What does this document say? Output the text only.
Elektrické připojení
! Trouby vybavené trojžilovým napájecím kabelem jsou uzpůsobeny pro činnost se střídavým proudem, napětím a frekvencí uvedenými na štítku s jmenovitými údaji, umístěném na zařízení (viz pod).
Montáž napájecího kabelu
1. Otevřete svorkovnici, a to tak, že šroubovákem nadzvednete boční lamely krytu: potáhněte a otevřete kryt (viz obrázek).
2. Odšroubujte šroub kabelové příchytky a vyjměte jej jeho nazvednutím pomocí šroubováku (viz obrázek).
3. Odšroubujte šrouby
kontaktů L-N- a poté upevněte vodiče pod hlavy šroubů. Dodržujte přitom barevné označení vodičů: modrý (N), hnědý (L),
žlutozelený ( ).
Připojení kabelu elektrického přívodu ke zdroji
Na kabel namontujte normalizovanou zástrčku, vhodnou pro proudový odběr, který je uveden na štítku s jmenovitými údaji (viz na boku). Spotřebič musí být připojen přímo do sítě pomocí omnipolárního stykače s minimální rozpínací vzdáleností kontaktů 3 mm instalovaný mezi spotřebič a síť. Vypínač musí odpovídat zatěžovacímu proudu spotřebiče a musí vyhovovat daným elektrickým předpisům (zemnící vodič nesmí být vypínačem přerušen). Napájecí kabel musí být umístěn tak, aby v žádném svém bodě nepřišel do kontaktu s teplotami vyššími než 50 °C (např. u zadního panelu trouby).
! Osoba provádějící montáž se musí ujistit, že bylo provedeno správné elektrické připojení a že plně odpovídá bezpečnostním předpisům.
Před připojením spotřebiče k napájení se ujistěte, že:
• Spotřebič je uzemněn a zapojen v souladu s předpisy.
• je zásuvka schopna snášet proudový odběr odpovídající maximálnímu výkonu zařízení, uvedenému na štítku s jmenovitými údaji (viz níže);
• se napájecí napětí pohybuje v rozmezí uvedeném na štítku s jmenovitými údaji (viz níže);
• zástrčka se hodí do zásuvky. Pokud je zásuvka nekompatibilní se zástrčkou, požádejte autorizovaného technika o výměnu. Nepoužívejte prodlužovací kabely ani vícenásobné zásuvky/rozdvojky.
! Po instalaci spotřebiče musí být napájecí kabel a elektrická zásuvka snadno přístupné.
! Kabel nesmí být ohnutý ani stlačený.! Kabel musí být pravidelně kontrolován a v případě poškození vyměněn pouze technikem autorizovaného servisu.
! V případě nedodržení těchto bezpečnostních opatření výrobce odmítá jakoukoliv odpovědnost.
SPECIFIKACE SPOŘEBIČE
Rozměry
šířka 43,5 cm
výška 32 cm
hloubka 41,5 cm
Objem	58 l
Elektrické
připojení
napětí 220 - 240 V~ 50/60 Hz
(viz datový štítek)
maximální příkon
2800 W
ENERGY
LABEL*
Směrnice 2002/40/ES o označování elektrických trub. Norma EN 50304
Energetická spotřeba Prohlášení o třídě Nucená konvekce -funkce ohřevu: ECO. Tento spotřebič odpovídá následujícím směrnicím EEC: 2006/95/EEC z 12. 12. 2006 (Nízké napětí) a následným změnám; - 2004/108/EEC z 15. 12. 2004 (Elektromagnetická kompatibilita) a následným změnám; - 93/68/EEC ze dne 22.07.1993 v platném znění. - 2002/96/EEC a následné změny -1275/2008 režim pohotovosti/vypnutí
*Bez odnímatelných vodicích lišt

-.-.-

### [DIRECTIVE]
Set down all of the entries exactly, please.

### [RESPONSE TO THIS TASK]
What does this document say? Output the text only.
Elektrické připojení
! Trouby vybavené trojžilovým napájecím kabelem jsou uzpůsobeny pro činnost se střídavým proudem, napětím a frekvencí uvedenými na štítku s jmenovitými údaji, umístěném na zařízení (viz pod).
Montáž napájecího kabelu
1. Otevřete svorkovnici, a to tak, že šroubovákem nadzvednete boční lamely krytu: potáhněte a otevřete kryt (viz obrázek).
2. Odšroubujte šroub kabelové příchytky a vyjměte jej jeho nazvednutím pomocí šroubováku (viz obrázek).
3. Odšroubujte šrouby
kontaktů L-N- a poté upevněte vodiče pod hlavy šroubů. Dodržujte přitom barevné označení vodičů: modrý (N), hnědý (L),
žlutozelený ( ).
Připojení kabelu elektrického přívodu ke zdroji
Na kabel namontujte normalizovanou zástrčku, vhodnou pro proudový odběr, který je uveden na štítku s jmenovitými údaji (viz na boku). Spotřebič musí být připojen přímo do sítě pomocí omnipolárního stykače s minimální rozpínací vzdáleností kontaktů 3 mm instalovaný mezi spotřebič a síť. Vypínač musí odpovídat zatěžovacímu proudu spotřebiče a musí vyhovovat daným elektrickým předpisům (zemnící vodič nesmí být vypínačem přerušen). Napájecí kabel musí být umístěn tak, aby v žádném svém bodě nepřišel do kontaktu s teplotami vyššími než 50 °C (např. u zadního panelu trouby).
! Osoba provádějící montáž se musí ujistit, že bylo provedeno správné elektrické připojení a že plně odpovídá bezpečnostním předpisům.
Před připojením spotřebiče k napájení se ujistěte, že:
• Spotřebič je uzemněn a zapojen v souladu s předpisy.
• je zásuvka schopna snášet proudový odběr odpovídající maximálnímu výkonu zařízení, uvedenému na štítku s jmenovitými údaji (viz níže);
• se napájecí napětí pohybuje v rozmezí uvedeném na štítku s jmenovitými údaji (viz níže);
• zástrčka se hodí do zásuvky. Pokud je zásuvka nekompatibilní se zástrčkou, požádejte autorizovaného technika o výměnu. Nepoužívejte prodlužovací kabely ani vícenásobné zásuvky/rozdvojky.
! Po instalaci spotřebiče musí být napájecí kabel a elektrická zásuvka snadno přístupné.
! Kabel nesmí být ohnutý ani stlačený.! Kabel musí být pravidelně kontrolován a v případě poškození vyměněn pouze technikem autorizovaného servisu.
! V případě nedodržení těchto bezpečnostních opatření výrobce odmítá jakoukoliv odpovědnost.
SPECIFIKACE SPOŘEBIČE
Rozměry
šířka 43,5 cm
výška 32 cm
hloubka 41,5 cm
Objem	58 l
Elektrické
připojení
napětí 220 - 240 V~ 50/60 Hz
(viz datový štítek)
maximální příkon
2800 W
ENERGY
LABEL*
Směrnice 2002/40/ES o označování elektrických trub. Norma EN 50304
Energetická spotřeba Prohlášení o třídě Nucená konvekce -funkce ohřevu: ECO. Tento spotřebič odpovídá následujícím směrnicím EEC: 2006/95/EEC z 12. 12. 2006 (Nízké napětí) a následným změnám; - 2004/108/EEC z 15. 12. 2004 (Elektromagnetická kompatibilita) a následným změnám; - 93/68/EEC ze dne 22.07.1993 v platném znění. - 2002/96/EEC a následné změny -1275/2008 režim pohotovosti/vypnutí
*Bez odnímatelných vodicích lišt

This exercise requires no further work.